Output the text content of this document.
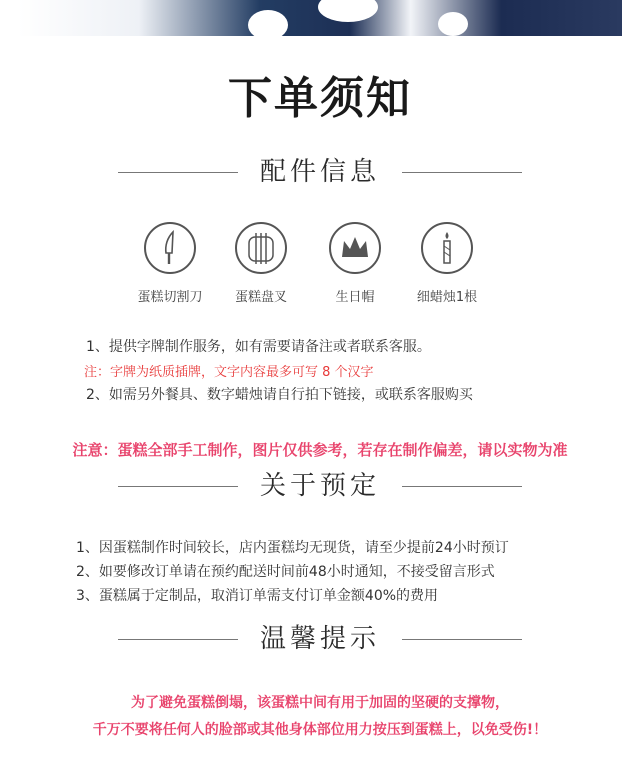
下单须知
配件信息
蛋糕切割刀	蛋糕盘叉	生日帽	细蜡烛1根
1、提供字牌制作服务，如有需要请备注或者联系客服。
注：字牌为纸质插牌，文字内容最多可写 8 个汉字
2、如需另外餐具、数字蜡烛请自行拍下链接，或联系客服购买
注意：蛋糕全部手工制作，图片仅供参考，若存在制作偏差，请以实物为准
关于预定
1、因蛋糕制作时间较长，店内蛋糕均无现货，请至少提前24小时预订
2、如要修改订单请在预约配送时间前48小时通知，不接受留言形式
3、蛋糕属于定制品，取消订单需支付订单金额40%的费用
温馨提示
为了避免蛋糕倒塌，该蛋糕中间有用于加固的坚硬的支撑物，
千万不要将任何人的脸部或其他身体部位用力按压到蛋糕上，以免受伤!！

*Instruction*. Every entry above should be duplicated exactly. Do not include the images.

*Output of the task*.
Output the text content of this document.
下单须知
配件信息
蛋糕切割刀	蛋糕盘叉	生日帽	细蜡烛1根
1、提供字牌制作服务，如有需要请备注或者联系客服。
注：字牌为纸质插牌，文字内容最多可写 8 个汉字
2、如需另外餐具、数字蜡烛请自行拍下链接，或联系客服购买
注意：蛋糕全部手工制作，图片仅供参考，若存在制作偏差，请以实物为准
关于预定
1、因蛋糕制作时间较长，店内蛋糕均无现货，请至少提前24小时预订
2、如要修改订单请在预约配送时间前48小时通知，不接受留言形式
3、蛋糕属于定制品，取消订单需支付订单金额40%的费用
温馨提示
为了避免蛋糕倒塌，该蛋糕中间有用于加固的坚硬的支撑物，
千万不要将任何人的脸部或其他身体部位用力按压到蛋糕上，以免受伤!！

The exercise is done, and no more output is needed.